Data for this exercise:

* start *

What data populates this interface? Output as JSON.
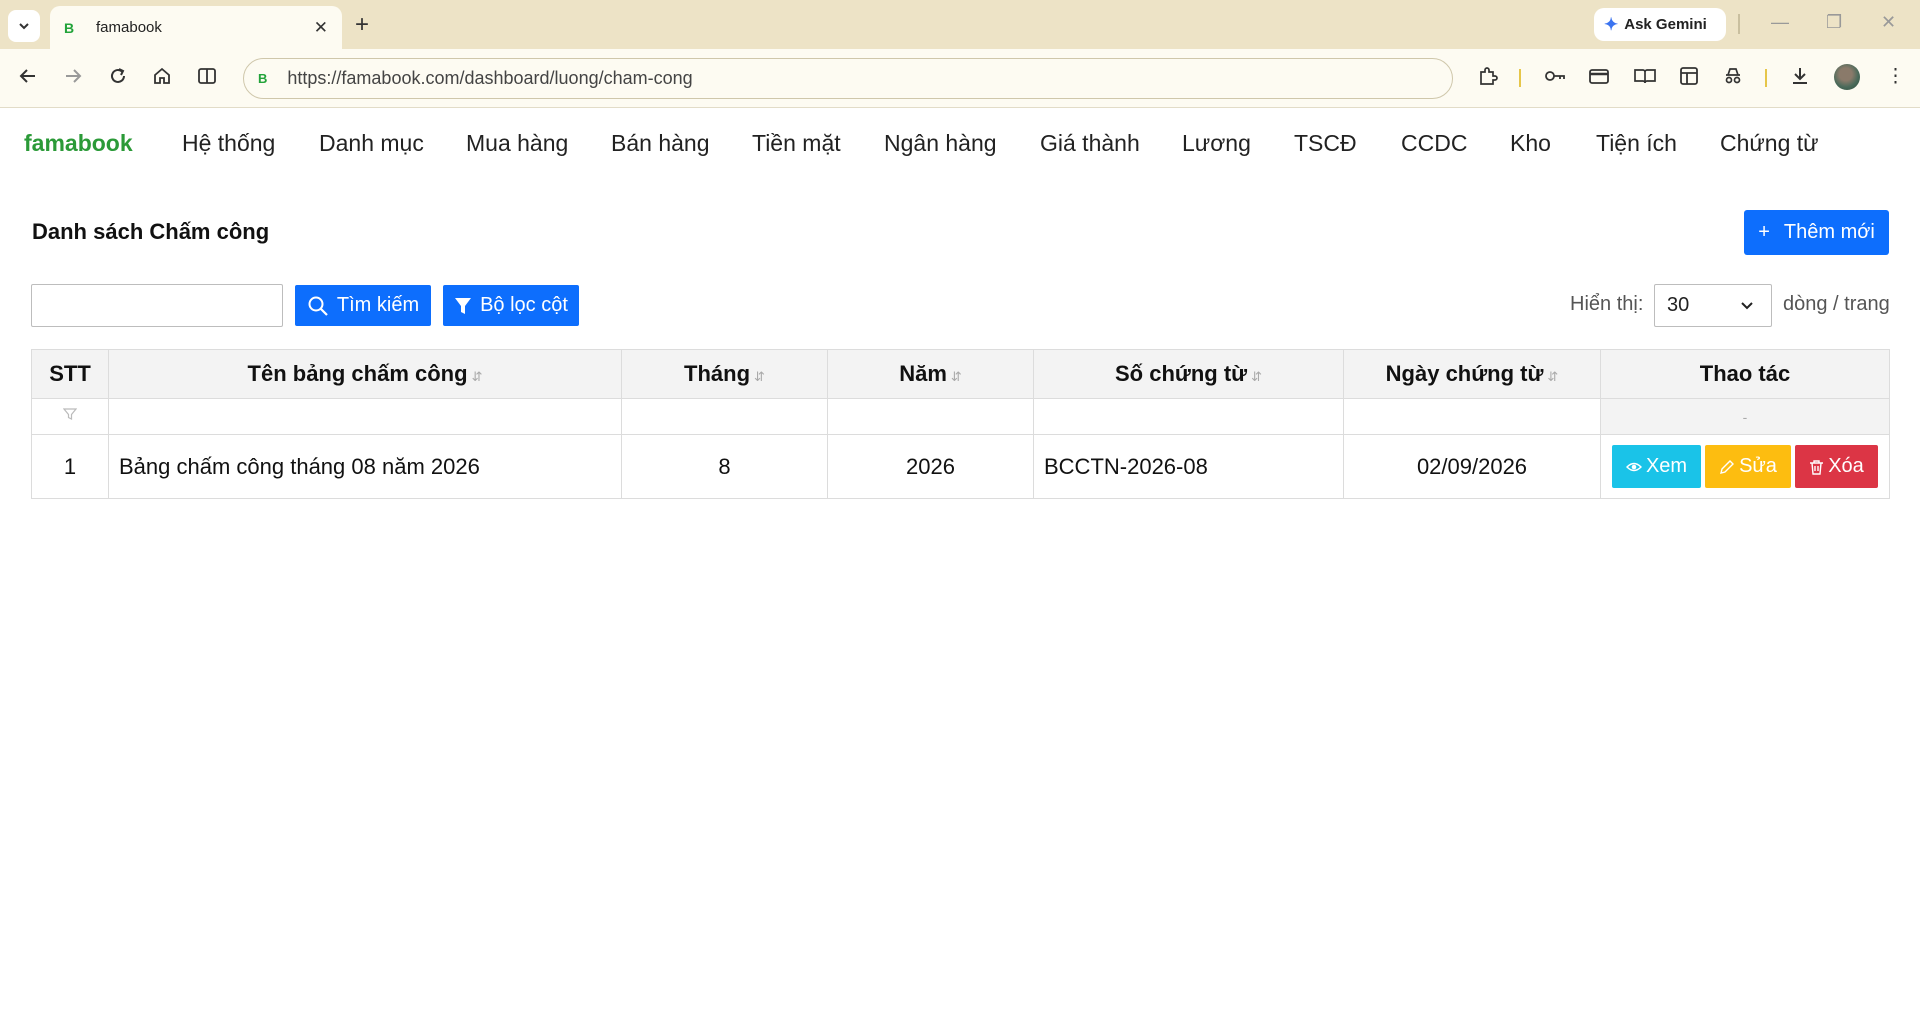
{
  "browser": {
    "tab_title": "famabook",
    "favicon_letter": "B",
    "url": "https://famabook.com/dashboard/luong/cham-cong",
    "gemini_label": "Ask Gemini"
  },
  "app": {
    "brand": "famabook",
    "menu": [
      "Hệ thống",
      "Danh mục",
      "Mua hàng",
      "Bán hàng",
      "Tiền mặt",
      "Ngân hàng",
      "Giá thành",
      "Lương",
      "TSCĐ",
      "CCDC",
      "Kho",
      "Tiện ích",
      "Chứng từ"
    ]
  },
  "page": {
    "title": "Danh sách Chấm công",
    "add_button": "Thêm mới",
    "search_placeholder": "",
    "search_button": "Tìm kiếm",
    "filter_button": "Bộ lọc cột",
    "show_label": "Hiển thị:",
    "page_size": "30",
    "rows_label": "dòng / trang"
  },
  "table": {
    "headers": {
      "stt": "STT",
      "name": "Tên bảng chấm công",
      "month": "Tháng",
      "year": "Năm",
      "doc_no": "Số chứng từ",
      "doc_date": "Ngày chứng từ",
      "actions": "Thao tác"
    },
    "filter_dash": "-",
    "rows": [
      {
        "stt": "1",
        "name": "Bảng chấm công tháng 08 năm 2026",
        "month": "8",
        "year": "2026",
        "doc_no": "BCCTN-2026-08",
        "doc_date": "02/09/2026"
      }
    ],
    "action_labels": {
      "view": "Xem",
      "edit": "Sửa",
      "delete": "Xóa"
    }
  },
  "colors": {
    "primary": "#0d6efd",
    "brand": "#2b9a38",
    "view": "#1ac3e8",
    "edit": "#fdbd10",
    "delete": "#dc3545",
    "chrome": "#ede3c6"
  }
}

* end *

Exercise details: Each line of the data is to be duplicated exactly; pictures stay out of the copy.

Reply:
What data populates this interface? Output as JSON.
{
  "browser": {
    "tab_title": "famabook",
    "favicon_letter": "B",
    "url": "https://famabook.com/dashboard/luong/cham-cong",
    "gemini_label": "Ask Gemini"
  },
  "app": {
    "brand": "famabook",
    "menu": [
      "Hệ thống",
      "Danh mục",
      "Mua hàng",
      "Bán hàng",
      "Tiền mặt",
      "Ngân hàng",
      "Giá thành",
      "Lương",
      "TSCĐ",
      "CCDC",
      "Kho",
      "Tiện ích",
      "Chứng từ"
    ]
  },
  "page": {
    "title": "Danh sách Chấm công",
    "add_button": "Thêm mới",
    "search_placeholder": "",
    "search_button": "Tìm kiếm",
    "filter_button": "Bộ lọc cột",
    "show_label": "Hiển thị:",
    "page_size": "30",
    "rows_label": "dòng / trang"
  },
  "table": {
    "headers": {
      "stt": "STT",
      "name": "Tên bảng chấm công",
      "month": "Tháng",
      "year": "Năm",
      "doc_no": "Số chứng từ",
      "doc_date": "Ngày chứng từ",
      "actions": "Thao tác"
    },
    "filter_dash": "-",
    "rows": [
      {
        "stt": "1",
        "name": "Bảng chấm công tháng 08 năm 2026",
        "month": "8",
        "year": "2026",
        "doc_no": "BCCTN-2026-08",
        "doc_date": "02/09/2026"
      }
    ],
    "action_labels": {
      "view": "Xem",
      "edit": "Sửa",
      "delete": "Xóa"
    }
  },
  "colors": {
    "primary": "#0d6efd",
    "brand": "#2b9a38",
    "view": "#1ac3e8",
    "edit": "#fdbd10",
    "delete": "#dc3545",
    "chrome": "#ede3c6"
  }
}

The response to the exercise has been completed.